Directions for this task -
The data must be written out once more, precisely as given.

[BEGIN]

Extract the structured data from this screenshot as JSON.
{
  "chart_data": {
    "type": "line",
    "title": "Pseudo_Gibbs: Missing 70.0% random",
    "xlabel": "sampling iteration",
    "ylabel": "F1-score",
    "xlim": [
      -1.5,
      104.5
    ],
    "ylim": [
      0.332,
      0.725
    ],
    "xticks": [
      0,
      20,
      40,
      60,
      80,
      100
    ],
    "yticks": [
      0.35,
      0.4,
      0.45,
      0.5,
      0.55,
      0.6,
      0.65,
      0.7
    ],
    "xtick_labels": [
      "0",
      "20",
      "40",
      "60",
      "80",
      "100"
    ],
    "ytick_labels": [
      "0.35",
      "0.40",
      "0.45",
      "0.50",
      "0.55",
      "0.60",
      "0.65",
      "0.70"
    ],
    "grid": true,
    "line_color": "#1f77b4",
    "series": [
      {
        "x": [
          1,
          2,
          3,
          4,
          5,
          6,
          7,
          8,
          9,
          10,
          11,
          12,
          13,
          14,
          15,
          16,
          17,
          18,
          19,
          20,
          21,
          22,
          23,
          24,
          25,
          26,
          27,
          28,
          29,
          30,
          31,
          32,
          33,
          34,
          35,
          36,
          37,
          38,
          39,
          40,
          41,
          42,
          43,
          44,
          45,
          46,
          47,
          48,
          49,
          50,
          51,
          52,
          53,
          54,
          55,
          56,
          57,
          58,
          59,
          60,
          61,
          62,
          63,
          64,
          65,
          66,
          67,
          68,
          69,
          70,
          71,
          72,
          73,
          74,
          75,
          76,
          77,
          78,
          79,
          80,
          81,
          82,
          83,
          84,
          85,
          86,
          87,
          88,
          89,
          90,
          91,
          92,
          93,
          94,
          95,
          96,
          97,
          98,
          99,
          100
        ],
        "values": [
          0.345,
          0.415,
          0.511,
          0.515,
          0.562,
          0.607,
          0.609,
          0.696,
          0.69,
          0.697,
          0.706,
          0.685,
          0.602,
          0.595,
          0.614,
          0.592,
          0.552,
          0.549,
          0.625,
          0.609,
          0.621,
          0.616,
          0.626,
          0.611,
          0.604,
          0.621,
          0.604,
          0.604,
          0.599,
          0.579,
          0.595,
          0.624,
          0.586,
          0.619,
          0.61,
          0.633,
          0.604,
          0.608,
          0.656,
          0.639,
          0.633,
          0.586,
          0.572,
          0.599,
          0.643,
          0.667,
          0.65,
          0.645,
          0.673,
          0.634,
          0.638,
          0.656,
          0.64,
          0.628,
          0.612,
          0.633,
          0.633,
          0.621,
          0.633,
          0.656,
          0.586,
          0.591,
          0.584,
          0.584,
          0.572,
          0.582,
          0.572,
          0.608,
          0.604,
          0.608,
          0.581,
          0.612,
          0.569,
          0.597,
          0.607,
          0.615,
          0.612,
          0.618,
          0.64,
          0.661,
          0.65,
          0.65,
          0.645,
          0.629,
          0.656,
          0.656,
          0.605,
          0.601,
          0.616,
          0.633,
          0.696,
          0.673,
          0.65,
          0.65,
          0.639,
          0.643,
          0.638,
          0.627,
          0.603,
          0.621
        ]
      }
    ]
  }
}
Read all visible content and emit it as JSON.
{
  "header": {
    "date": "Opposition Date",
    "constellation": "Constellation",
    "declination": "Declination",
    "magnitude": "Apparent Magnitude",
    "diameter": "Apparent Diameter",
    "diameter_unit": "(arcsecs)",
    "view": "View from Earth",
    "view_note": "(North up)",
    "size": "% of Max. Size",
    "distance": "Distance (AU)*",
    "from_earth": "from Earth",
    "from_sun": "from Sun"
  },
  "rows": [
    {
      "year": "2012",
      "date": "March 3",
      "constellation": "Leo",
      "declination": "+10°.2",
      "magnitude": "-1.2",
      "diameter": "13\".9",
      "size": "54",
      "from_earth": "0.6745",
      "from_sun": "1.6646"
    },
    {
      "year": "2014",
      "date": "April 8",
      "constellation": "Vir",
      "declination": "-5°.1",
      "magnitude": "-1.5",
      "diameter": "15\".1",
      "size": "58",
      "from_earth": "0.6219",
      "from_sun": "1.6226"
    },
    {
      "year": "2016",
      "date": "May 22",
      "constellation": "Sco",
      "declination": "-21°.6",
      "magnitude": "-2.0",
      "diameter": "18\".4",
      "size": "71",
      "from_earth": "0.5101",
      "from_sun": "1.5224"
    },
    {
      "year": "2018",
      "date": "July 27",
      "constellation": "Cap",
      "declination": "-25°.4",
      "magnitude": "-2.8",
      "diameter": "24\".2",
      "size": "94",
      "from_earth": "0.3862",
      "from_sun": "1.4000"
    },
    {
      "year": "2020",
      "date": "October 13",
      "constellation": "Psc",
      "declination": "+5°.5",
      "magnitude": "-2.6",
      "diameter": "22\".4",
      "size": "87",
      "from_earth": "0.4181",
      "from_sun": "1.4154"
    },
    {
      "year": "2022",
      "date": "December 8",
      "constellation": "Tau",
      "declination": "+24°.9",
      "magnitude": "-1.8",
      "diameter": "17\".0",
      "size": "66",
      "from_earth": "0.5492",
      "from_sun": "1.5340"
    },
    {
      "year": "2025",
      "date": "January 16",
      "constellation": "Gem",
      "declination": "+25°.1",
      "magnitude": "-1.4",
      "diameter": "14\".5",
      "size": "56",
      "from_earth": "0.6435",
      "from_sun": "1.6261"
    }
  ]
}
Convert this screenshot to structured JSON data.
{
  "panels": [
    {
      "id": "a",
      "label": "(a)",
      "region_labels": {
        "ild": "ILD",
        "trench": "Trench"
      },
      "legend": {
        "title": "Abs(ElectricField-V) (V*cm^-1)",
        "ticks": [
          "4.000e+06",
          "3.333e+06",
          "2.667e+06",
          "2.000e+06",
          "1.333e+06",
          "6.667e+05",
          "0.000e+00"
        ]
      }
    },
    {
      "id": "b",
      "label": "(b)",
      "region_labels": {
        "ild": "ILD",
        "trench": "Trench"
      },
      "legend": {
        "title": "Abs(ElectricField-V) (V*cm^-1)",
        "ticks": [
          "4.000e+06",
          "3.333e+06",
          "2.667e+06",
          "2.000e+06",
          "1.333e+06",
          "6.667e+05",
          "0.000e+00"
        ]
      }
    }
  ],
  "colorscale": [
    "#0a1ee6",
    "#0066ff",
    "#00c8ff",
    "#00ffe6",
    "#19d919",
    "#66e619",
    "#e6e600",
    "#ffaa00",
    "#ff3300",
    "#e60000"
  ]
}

[END]

Solved problem -
Extract the structured data from this screenshot as JSON.
{
  "chart_data": {
    "type": "line",
    "title": "Pseudo_Gibbs: Missing 70.0% random",
    "xlabel": "sampling iteration",
    "ylabel": "F1-score",
    "xlim": [
      -1.5,
      104.5
    ],
    "ylim": [
      0.332,
      0.725
    ],
    "xticks": [
      0,
      20,
      40,
      60,
      80,
      100
    ],
    "yticks": [
      0.35,
      0.4,
      0.45,
      0.5,
      0.55,
      0.6,
      0.65,
      0.7
    ],
    "xtick_labels": [
      "0",
      "20",
      "40",
      "60",
      "80",
      "100"
    ],
    "ytick_labels": [
      "0.35",
      "0.40",
      "0.45",
      "0.50",
      "0.55",
      "0.60",
      "0.65",
      "0.70"
    ],
    "grid": true,
    "line_color": "#1f77b4",
    "series": [
      {
        "x": [
          1,
          2,
          3,
          4,
          5,
          6,
          7,
          8,
          9,
          10,
          11,
          12,
          13,
          14,
          15,
          16,
          17,
          18,
          19,
          20,
          21,
          22,
          23,
          24,
          25,
          26,
          27,
          28,
          29,
          30,
          31,
          32,
          33,
          34,
          35,
          36,
          37,
          38,
          39,
          40,
          41,
          42,
          43,
          44,
          45,
          46,
          47,
          48,
          49,
          50,
          51,
          52,
          53,
          54,
          55,
          56,
          57,
          58,
          59,
          60,
          61,
          62,
          63,
          64,
          65,
          66,
          67,
          68,
          69,
          70,
          71,
          72,
          73,
          74,
          75,
          76,
          77,
          78,
          79,
          80,
          81,
          82,
          83,
          84,
          85,
          86,
          87,
          88,
          89,
          90,
          91,
          92,
          93,
          94,
          95,
          96,
          97,
          98,
          99,
          100
        ],
        "values": [
          0.345,
          0.415,
          0.511,
          0.515,
          0.562,
          0.607,
          0.609,
          0.696,
          0.69,
          0.697,
          0.706,
          0.685,
          0.602,
          0.595,
          0.614,
          0.592,
          0.552,
          0.549,
          0.625,
          0.609,
          0.621,
          0.616,
          0.626,
          0.611,
          0.604,
          0.621,
          0.604,
          0.604,
          0.599,
          0.579,
          0.595,
          0.624,
          0.586,
          0.619,
          0.61,
          0.633,
          0.604,
          0.608,
          0.656,
          0.639,
          0.633,
          0.586,
          0.572,
          0.599,
          0.643,
          0.667,
          0.65,
          0.645,
          0.673,
          0.634,
          0.638,
          0.656,
          0.64,
          0.628,
          0.612,
          0.633,
          0.633,
          0.621,
          0.633,
          0.656,
          0.586,
          0.591,
          0.584,
          0.584,
          0.572,
          0.582,
          0.572,
          0.608,
          0.604,
          0.608,
          0.581,
          0.612,
          0.569,
          0.597,
          0.607,
          0.615,
          0.612,
          0.618,
          0.64,
          0.661,
          0.65,
          0.65,
          0.645,
          0.629,
          0.656,
          0.656,
          0.605,
          0.601,
          0.616,
          0.633,
          0.696,
          0.673,
          0.65,
          0.65,
          0.639,
          0.643,
          0.638,
          0.627,
          0.603,
          0.621
        ]
      }
    ]
  }
}
Read all visible content and emit it as JSON.
{
  "header": {
    "date": "Opposition Date",
    "constellation": "Constellation",
    "declination": "Declination",
    "magnitude": "Apparent Magnitude",
    "diameter": "Apparent Diameter",
    "diameter_unit": "(arcsecs)",
    "view": "View from Earth",
    "view_note": "(North up)",
    "size": "% of Max. Size",
    "distance": "Distance (AU)*",
    "from_earth": "from Earth",
    "from_sun": "from Sun"
  },
  "rows": [
    {
      "year": "2012",
      "date": "March 3",
      "constellation": "Leo",
      "declination": "+10°.2",
      "magnitude": "-1.2",
      "diameter": "13\".9",
      "size": "54",
      "from_earth": "0.6745",
      "from_sun": "1.6646"
    },
    {
      "year": "2014",
      "date": "April 8",
      "constellation": "Vir",
      "declination": "-5°.1",
      "magnitude": "-1.5",
      "diameter": "15\".1",
      "size": "58",
      "from_earth": "0.6219",
      "from_sun": "1.6226"
    },
    {
      "year": "2016",
      "date": "May 22",
      "constellation": "Sco",
      "declination": "-21°.6",
      "magnitude": "-2.0",
      "diameter": "18\".4",
      "size": "71",
      "from_earth": "0.5101",
      "from_sun": "1.5224"
    },
    {
      "year": "2018",
      "date": "July 27",
      "constellation": "Cap",
      "declination": "-25°.4",
      "magnitude": "-2.8",
      "diameter": "24\".2",
      "size": "94",
      "from_earth": "0.3862",
      "from_sun": "1.4000"
    },
    {
      "year": "2020",
      "date": "October 13",
      "constellation": "Psc",
      "declination": "+5°.5",
      "magnitude": "-2.6",
      "diameter": "22\".4",
      "size": "87",
      "from_earth": "0.4181",
      "from_sun": "1.4154"
    },
    {
      "year": "2022",
      "date": "December 8",
      "constellation": "Tau",
      "declination": "+24°.9",
      "magnitude": "-1.8",
      "diameter": "17\".0",
      "size": "66",
      "from_earth": "0.5492",
      "from_sun": "1.5340"
    },
    {
      "year": "2025",
      "date": "January 16",
      "constellation": "Gem",
      "declination": "+25°.1",
      "magnitude": "-1.4",
      "diameter": "14\".5",
      "size": "56",
      "from_earth": "0.6435",
      "from_sun": "1.6261"
    }
  ]
}
Convert this screenshot to structured JSON data.
{
  "panels": [
    {
      "id": "a",
      "label": "(a)",
      "region_labels": {
        "ild": "ILD",
        "trench": "Trench"
      },
      "legend": {
        "title": "Abs(ElectricField-V) (V*cm^-1)",
        "ticks": [
          "4.000e+06",
          "3.333e+06",
          "2.667e+06",
          "2.000e+06",
          "1.333e+06",
          "6.667e+05",
          "0.000e+00"
        ]
      }
    },
    {
      "id": "b",
      "label": "(b)",
      "region_labels": {
        "ild": "ILD",
        "trench": "Trench"
      },
      "legend": {
        "title": "Abs(ElectricField-V) (V*cm^-1)",
        "ticks": [
          "4.000e+06",
          "3.333e+06",
          "2.667e+06",
          "2.000e+06",
          "1.333e+06",
          "6.667e+05",
          "0.000e+00"
        ]
      }
    }
  ],
  "colorscale": [
    "#0a1ee6",
    "#0066ff",
    "#00c8ff",
    "#00ffe6",
    "#19d919",
    "#66e619",
    "#e6e600",
    "#ffaa00",
    "#ff3300",
    "#e60000"
  ]
}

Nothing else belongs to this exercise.